--- Entries ---

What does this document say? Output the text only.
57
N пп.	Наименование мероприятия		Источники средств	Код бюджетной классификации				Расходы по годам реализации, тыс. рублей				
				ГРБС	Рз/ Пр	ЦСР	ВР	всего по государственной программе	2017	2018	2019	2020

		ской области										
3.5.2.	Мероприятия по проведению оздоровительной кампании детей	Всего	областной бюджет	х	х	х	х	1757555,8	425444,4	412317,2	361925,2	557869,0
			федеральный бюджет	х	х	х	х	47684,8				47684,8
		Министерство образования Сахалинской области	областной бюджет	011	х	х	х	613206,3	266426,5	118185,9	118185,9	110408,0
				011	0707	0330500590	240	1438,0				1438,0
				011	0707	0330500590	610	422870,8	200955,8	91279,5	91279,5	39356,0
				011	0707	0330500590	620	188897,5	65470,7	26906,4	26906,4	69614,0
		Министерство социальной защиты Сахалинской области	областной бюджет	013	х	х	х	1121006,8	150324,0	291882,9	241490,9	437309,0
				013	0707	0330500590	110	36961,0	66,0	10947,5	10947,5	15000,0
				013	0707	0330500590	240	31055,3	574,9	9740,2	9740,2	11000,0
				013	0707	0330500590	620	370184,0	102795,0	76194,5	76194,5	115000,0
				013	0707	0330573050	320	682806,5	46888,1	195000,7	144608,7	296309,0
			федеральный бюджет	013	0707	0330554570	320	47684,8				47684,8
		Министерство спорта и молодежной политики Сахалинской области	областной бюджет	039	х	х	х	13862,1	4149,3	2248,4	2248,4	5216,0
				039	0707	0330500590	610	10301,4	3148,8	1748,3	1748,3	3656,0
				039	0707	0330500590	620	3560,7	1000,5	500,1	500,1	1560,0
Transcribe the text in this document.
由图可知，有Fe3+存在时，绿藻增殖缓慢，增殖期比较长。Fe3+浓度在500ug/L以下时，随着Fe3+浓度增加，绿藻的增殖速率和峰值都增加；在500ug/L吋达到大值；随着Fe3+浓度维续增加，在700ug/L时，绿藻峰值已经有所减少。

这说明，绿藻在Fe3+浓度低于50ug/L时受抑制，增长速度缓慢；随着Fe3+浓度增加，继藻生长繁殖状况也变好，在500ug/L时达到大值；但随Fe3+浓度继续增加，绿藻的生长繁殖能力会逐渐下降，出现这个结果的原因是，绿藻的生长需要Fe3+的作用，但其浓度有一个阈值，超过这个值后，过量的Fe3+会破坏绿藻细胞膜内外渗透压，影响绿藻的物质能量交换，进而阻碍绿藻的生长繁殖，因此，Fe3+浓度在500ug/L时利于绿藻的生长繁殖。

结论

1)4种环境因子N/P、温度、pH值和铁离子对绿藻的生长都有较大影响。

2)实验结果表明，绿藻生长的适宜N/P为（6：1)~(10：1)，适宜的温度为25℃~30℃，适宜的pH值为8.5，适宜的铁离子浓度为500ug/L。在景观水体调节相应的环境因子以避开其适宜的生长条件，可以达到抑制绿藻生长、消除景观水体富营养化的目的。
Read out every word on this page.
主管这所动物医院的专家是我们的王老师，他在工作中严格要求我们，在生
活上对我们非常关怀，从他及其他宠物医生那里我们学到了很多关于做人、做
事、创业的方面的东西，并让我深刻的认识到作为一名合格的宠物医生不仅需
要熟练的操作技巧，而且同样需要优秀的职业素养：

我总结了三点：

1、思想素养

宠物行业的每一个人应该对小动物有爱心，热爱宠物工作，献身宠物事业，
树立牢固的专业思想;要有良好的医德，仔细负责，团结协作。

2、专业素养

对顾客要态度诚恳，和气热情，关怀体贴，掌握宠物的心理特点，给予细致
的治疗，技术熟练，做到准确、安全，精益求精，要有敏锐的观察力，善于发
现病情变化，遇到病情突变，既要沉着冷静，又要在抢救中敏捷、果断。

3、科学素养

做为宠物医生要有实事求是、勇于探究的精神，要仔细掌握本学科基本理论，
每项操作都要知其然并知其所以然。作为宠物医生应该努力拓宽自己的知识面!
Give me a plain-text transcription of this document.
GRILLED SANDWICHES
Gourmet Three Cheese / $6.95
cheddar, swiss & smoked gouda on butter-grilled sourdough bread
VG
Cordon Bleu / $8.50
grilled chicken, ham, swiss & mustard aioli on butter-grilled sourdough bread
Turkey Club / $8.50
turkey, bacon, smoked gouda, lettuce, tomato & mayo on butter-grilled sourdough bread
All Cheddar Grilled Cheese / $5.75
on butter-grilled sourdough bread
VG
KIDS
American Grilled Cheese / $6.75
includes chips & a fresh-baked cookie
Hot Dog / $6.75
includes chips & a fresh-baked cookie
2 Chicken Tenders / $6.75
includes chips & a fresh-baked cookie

---

Instructions for the task>
Give the number of lines in the records that contain the string "gouda", and nothing besides.

Finished exercise>
2